Records from a dataset
start
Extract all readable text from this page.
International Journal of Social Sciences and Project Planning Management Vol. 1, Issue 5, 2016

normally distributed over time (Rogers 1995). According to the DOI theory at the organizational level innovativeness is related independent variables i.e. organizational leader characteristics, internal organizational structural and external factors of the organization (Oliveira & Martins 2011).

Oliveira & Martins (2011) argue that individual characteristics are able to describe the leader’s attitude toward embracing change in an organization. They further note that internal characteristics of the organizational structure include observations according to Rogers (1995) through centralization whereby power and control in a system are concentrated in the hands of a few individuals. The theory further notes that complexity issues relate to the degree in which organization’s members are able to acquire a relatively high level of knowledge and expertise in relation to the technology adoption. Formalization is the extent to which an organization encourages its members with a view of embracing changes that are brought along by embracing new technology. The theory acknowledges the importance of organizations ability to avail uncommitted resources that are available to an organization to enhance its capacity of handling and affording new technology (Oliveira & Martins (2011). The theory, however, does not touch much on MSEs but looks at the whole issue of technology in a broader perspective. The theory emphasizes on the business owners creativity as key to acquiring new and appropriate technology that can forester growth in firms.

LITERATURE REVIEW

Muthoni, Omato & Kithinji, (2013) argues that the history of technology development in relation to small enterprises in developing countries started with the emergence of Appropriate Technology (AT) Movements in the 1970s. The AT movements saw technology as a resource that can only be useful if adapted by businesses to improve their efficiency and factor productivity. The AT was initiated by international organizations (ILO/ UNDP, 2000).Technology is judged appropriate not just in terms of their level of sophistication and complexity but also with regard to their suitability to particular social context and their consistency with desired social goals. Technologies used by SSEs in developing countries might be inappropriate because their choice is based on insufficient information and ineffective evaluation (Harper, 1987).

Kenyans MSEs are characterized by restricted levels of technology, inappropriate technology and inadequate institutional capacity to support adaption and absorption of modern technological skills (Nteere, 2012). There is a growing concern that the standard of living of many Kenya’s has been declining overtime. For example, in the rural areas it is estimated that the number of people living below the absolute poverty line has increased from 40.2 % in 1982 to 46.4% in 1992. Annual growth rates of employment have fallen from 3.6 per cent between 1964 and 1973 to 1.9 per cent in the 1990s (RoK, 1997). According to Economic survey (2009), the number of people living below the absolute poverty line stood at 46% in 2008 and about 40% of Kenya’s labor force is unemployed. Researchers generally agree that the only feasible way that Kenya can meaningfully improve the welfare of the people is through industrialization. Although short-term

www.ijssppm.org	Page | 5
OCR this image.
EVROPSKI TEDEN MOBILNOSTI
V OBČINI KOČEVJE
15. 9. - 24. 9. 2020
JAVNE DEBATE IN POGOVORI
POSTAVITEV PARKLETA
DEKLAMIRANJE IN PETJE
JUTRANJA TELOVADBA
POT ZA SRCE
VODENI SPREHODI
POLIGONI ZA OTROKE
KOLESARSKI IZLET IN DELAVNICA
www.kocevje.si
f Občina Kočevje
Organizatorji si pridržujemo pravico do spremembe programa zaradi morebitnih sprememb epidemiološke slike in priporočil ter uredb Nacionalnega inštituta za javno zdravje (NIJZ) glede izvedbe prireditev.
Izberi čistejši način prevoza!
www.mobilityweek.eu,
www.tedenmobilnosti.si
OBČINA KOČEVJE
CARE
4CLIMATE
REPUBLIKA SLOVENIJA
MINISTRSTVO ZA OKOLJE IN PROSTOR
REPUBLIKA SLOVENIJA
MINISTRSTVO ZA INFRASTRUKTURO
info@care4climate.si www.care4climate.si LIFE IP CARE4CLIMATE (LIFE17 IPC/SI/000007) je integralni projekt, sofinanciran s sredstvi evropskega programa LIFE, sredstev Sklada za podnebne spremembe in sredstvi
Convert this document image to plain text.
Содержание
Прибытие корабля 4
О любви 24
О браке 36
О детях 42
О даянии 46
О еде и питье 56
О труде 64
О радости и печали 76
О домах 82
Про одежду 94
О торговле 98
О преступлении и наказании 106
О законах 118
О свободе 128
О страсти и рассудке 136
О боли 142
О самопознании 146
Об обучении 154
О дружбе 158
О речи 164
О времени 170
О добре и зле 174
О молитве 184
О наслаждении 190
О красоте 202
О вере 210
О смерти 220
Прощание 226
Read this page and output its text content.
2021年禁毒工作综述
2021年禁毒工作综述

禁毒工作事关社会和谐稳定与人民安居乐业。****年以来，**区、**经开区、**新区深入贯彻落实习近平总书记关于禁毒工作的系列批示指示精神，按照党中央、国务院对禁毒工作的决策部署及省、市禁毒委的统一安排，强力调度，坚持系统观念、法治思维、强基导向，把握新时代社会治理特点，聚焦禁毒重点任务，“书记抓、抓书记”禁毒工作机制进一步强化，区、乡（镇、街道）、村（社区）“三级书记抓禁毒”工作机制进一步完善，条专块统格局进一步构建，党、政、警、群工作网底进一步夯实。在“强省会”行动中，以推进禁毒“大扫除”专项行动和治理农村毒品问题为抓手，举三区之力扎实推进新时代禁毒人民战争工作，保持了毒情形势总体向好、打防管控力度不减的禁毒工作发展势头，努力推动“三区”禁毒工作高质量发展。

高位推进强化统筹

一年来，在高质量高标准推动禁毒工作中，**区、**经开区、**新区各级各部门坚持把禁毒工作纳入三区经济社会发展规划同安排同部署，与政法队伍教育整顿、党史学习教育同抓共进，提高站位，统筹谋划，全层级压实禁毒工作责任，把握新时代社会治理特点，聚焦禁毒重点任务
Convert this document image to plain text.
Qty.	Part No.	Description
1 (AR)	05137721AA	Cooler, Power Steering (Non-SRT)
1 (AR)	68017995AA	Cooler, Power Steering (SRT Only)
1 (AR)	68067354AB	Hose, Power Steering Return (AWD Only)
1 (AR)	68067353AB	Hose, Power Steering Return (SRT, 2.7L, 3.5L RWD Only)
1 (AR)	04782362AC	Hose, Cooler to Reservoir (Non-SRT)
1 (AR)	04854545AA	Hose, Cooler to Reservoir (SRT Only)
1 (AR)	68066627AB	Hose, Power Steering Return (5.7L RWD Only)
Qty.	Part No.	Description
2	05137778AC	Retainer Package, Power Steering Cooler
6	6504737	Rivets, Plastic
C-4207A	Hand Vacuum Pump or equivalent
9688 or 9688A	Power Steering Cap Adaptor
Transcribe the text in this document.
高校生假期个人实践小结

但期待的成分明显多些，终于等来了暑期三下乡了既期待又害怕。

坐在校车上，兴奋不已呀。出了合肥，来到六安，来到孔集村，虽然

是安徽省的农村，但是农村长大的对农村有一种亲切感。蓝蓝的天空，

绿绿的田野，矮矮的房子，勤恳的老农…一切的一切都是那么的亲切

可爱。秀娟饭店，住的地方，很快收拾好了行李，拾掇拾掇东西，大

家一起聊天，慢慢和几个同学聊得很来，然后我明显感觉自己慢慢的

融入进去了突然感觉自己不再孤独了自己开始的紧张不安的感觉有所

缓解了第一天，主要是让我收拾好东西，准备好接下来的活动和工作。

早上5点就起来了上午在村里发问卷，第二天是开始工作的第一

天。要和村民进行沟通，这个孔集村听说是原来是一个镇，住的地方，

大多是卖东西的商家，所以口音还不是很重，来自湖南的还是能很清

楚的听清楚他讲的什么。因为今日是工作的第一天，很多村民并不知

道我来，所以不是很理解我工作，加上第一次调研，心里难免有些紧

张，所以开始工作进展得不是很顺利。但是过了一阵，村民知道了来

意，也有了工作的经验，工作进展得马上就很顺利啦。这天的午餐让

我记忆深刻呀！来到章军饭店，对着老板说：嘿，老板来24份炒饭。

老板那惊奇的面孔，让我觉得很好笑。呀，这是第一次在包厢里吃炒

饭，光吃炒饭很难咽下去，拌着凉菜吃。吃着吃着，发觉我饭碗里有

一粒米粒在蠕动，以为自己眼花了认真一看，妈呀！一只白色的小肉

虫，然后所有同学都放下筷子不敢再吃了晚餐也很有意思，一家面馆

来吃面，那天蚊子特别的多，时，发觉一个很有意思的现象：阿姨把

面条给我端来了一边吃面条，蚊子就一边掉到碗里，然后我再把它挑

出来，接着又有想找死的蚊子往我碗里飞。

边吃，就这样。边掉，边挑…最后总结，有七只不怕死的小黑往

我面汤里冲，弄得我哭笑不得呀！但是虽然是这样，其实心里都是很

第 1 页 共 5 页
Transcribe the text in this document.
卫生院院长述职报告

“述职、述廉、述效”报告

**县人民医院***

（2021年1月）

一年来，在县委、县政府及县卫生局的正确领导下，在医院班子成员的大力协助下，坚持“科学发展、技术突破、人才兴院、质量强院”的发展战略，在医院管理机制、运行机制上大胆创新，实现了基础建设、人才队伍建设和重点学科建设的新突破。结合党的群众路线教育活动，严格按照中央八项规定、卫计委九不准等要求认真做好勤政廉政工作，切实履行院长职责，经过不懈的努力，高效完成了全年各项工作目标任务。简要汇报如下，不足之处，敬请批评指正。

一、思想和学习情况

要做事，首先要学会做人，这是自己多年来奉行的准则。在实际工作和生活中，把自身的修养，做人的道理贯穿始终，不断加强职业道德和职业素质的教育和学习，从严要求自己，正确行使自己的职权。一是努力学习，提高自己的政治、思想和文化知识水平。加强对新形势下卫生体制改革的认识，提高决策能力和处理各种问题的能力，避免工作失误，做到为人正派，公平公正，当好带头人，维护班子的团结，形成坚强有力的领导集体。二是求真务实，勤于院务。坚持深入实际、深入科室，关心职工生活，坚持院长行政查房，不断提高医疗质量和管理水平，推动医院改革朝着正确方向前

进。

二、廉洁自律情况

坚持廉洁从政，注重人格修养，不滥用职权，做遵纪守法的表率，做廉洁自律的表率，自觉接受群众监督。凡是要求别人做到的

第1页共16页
end
**TASK:**
Your task is to pick out every line with the string "Return" and copy it.

**THE REPLY:**
1 (AR)	68067354AB	Hose, Power Steering Return (AWD Only)
1 (AR)	68067353AB	Hose, Power Steering Return (SRT, 2.7L, 3.5L RWD Only)
1 (AR)	68066627AB	Hose, Power Steering Return (5.7L RWD Only)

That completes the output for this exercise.